--- START ---
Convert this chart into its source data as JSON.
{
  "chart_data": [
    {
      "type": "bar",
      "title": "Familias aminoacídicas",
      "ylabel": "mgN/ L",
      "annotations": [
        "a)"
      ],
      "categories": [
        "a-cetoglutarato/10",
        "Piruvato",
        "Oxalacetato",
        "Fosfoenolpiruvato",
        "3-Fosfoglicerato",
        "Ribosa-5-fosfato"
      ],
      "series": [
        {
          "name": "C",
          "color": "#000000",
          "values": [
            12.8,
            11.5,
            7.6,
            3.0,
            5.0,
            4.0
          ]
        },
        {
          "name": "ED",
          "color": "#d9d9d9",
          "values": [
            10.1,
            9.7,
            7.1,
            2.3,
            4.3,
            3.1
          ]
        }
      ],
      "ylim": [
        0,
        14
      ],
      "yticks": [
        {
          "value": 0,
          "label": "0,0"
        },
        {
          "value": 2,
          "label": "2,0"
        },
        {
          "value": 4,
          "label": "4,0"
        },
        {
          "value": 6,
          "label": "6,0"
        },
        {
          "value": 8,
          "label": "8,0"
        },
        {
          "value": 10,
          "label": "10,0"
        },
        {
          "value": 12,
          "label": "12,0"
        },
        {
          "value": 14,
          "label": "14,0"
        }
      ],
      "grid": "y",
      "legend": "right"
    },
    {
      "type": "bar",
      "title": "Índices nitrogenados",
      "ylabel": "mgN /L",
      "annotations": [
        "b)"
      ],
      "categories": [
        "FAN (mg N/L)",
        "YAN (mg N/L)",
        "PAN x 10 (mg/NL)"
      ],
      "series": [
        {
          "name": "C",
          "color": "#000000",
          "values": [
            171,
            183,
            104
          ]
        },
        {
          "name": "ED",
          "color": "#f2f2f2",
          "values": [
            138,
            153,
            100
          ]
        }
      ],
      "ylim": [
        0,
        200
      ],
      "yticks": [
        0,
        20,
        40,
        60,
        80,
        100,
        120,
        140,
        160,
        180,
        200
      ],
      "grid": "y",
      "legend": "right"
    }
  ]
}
--- END ---
OBJECTIVE — Print the listing above in its entirety, with every line exact.

REPLY —
Convert this chart into its source data as JSON.
{
  "chart_data": [
    {
      "type": "bar",
      "title": "Familias aminoacídicas",
      "ylabel": "mgN/ L",
      "annotations": [
        "a)"
      ],
      "categories": [
        "a-cetoglutarato/10",
        "Piruvato",
        "Oxalacetato",
        "Fosfoenolpiruvato",
        "3-Fosfoglicerato",
        "Ribosa-5-fosfato"
      ],
      "series": [
        {
          "name": "C",
          "color": "#000000",
          "values": [
            12.8,
            11.5,
            7.6,
            3.0,
            5.0,
            4.0
          ]
        },
        {
          "name": "ED",
          "color": "#d9d9d9",
          "values": [
            10.1,
            9.7,
            7.1,
            2.3,
            4.3,
            3.1
          ]
        }
      ],
      "ylim": [
        0,
        14
      ],
      "yticks": [
        {
          "value": 0,
          "label": "0,0"
        },
        {
          "value": 2,
          "label": "2,0"
        },
        {
          "value": 4,
          "label": "4,0"
        },
        {
          "value": 6,
          "label": "6,0"
        },
        {
          "value": 8,
          "label": "8,0"
        },
        {
          "value": 10,
          "label": "10,0"
        },
        {
          "value": 12,
          "label": "12,0"
        },
        {
          "value": 14,
          "label": "14,0"
        }
      ],
      "grid": "y",
      "legend": "right"
    },
    {
      "type": "bar",
      "title": "Índices nitrogenados",
      "ylabel": "mgN /L",
      "annotations": [
        "b)"
      ],
      "categories": [
        "FAN (mg N/L)",
        "YAN (mg N/L)",
        "PAN x 10 (mg/NL)"
      ],
      "series": [
        {
          "name": "C",
          "color": "#000000",
          "values": [
            171,
            183,
            104
          ]
        },
        {
          "name": "ED",
          "color": "#f2f2f2",
          "values": [
            138,
            153,
            100
          ]
        }
      ],
      "ylim": [
        0,
        200
      ],
      "yticks": [
        0,
        20,
        40,
        60,
        80,
        100,
        120,
        140,
        160,
        180,
        200
      ],
      "grid": "y",
      "legend": "right"
    }
  ]
}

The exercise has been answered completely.